REQUIREMENTS: Read the lines below. Copy out any that hold the string "this".

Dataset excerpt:
⟨

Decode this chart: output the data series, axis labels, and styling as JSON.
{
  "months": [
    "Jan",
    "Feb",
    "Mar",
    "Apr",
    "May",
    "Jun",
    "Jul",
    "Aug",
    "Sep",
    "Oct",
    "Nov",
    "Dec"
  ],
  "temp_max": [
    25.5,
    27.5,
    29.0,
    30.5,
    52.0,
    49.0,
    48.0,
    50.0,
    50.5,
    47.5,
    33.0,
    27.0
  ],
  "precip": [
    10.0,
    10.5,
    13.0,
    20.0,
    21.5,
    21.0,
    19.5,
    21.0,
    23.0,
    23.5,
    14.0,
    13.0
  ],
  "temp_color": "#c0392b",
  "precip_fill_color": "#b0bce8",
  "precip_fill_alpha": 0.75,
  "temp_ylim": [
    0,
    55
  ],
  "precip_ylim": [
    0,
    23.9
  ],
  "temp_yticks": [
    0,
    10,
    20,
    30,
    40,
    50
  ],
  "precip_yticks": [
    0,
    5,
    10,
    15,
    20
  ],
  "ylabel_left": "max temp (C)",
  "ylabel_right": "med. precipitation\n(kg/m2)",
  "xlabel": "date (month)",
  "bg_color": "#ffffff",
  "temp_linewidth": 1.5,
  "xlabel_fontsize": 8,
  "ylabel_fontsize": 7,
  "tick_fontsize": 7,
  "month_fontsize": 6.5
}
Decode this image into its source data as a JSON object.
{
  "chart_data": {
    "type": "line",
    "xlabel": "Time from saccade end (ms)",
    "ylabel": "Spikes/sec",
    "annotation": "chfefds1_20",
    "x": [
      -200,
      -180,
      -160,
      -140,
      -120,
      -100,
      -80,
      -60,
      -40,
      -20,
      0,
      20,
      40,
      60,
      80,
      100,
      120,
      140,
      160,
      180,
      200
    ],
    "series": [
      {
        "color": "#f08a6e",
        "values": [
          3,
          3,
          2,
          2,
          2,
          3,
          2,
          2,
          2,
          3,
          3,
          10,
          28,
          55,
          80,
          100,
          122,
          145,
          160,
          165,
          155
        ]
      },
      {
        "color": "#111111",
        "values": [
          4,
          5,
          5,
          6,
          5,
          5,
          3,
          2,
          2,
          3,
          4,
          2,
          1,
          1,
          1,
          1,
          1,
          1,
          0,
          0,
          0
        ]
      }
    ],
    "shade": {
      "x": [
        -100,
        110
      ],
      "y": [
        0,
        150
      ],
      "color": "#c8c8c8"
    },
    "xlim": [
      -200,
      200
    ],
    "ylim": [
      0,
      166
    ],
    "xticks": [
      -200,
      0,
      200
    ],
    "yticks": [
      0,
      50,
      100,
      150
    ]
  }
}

⟩

EXERCISE SOLUTION:
Decode this chart: output the data series, axis labels, and styling as JSON.
Decode this image into its source data as a JSON object.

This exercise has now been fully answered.